**Requirement:**
Scan the lines below for "第一段长"; report the number of lines that contain it, and only that.

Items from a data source

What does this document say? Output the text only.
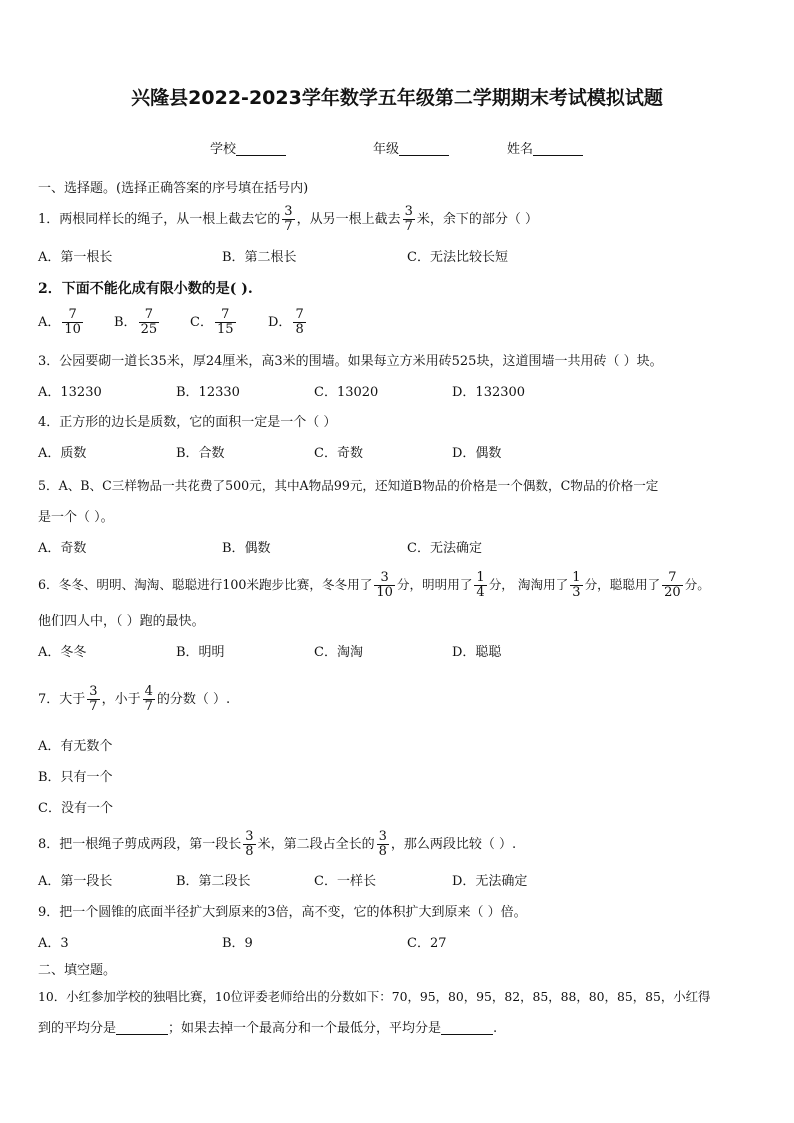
兴隆县2022-2023学年数学五年级第二学期期末考试模拟试题
学校	年级	姓名
一、选择题。(选择正确答案的序号填在括号内)
1．两根同样长的绳子，从一根上截去它的 $\frac{3}{7}$ ，从另一根上截去 $\frac{3}{7}$ 米，余下的部分（ ）
A．第一根长	B．第二根长	C．无法比较长短
2．下面不能化成有限小数的是( ).
A． $\frac{7}{10}$ B． $\frac{7}{25}$ C． $\frac{7}{15}$	D． $\frac{7}{8}$
3．公园要砌一道长35米，厚24厘米，高3米的围墙。如果每立方米用砖525块，这道围墙一共用砖（ ）块。
A．13230	B．12330	C．13020	D．132300
4．正方形的边长是质数，它的面积一定是一个（ ）
A．质数	B．合数	C．奇数	D．偶数
5．A、B、C三样物品一共花费了500元，其中A物品99元，还知道B物品的价格是一个偶数，C物品的价格一定
是一个（ ）。
A．奇数	B．偶数	C．无法确定
6．冬冬、明明、淘淘、聪聪进行100米跑步比赛，冬冬用了 $\frac{3}{10}$ 分，明明用了 $\frac{1}{4}$ 分， 淘淘用了 $\frac{1}{3}$ 分，聪聪用了 $\frac{7}{20}$ 分。
他们四人中，（ ）跑的最快。
A．冬冬	B．明明	C．淘淘	D．聪聪
7．大于 $\frac{3}{7}$ ，小于 $\frac{4}{7}$ 的分数（ ）.
A．有无数个
B．只有一个
C．没有一个
8．把一根绳子剪成两段，第一段长 $\frac{3}{8}$ 米，第二段占全长的 $\frac{3}{8}$ ，那么两段比较（ ）.
A．第一段长	B．第二段长	C．一样长	D．无法确定
9．把一个圆锥的底面半径扩大到原来的3倍，高不变，它的体积扩大到原来（ ）倍。
A．3	B．9	C．27
二、填空题。
10．小红参加学校的独唱比赛，10位评委老师给出的分数如下：70，95，80，95，82，85，88，80，85，85，小红得
到的平均分是	；如果去掉一个最高分和一个最低分，平均分是	.
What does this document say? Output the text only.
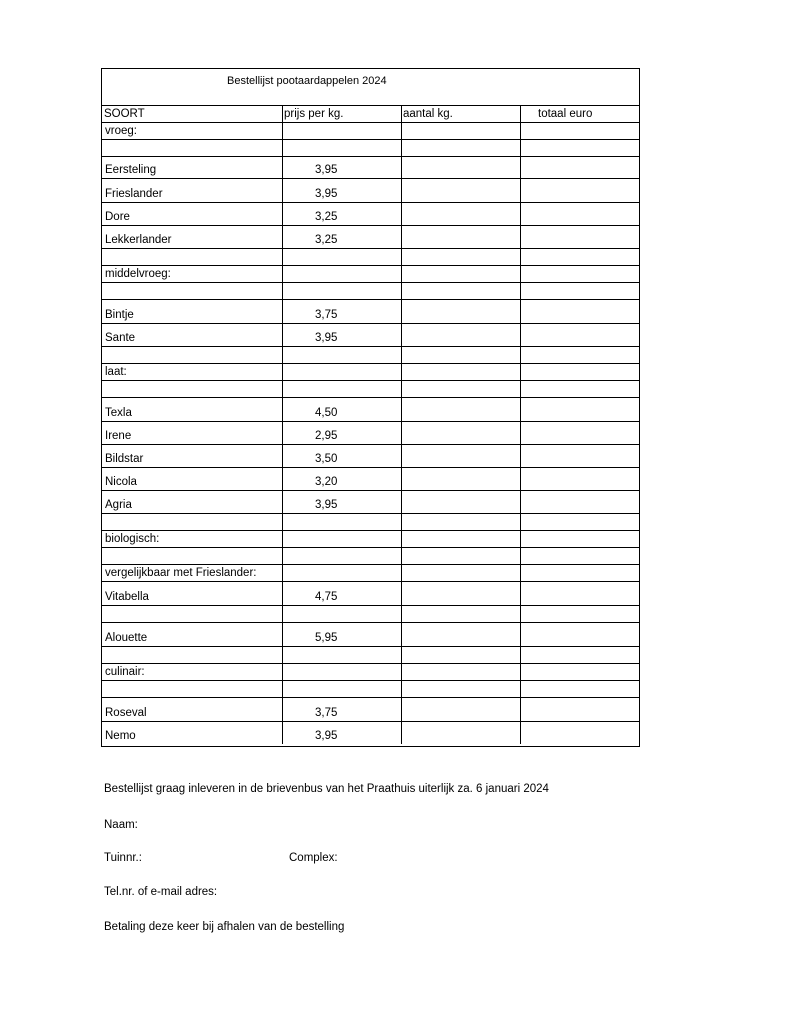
Bestellijst pootaardappelen 2024
SOORT	prijs per kg.	aantal kg.	totaal euro
vroeg:
Eersteling	3,95
Frieslander	3,95
Dore	3,25
Lekkerlander	3,25
middelvroeg:
Bintje	3,75
Sante	3,95
laat:
Texla	4,50
Irene	2,95
Bildstar	3,50
Nicola	3,20
Agria	3,95
biologisch:
vergelijkbaar met Frieslander:
Vitabella	4,75
Alouette	5,95
culinair:
Roseval	3,75
Nemo	3,95
Bestellijst graag inleveren in de brievenbus van het Praathuis uiterlijk za. 6 januari 2024
Naam:
Tuinnr.:	Complex:
Tel.nr. of e-mail adres:
Betaling deze keer bij afhalen van de bestelling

**Full answer:**
2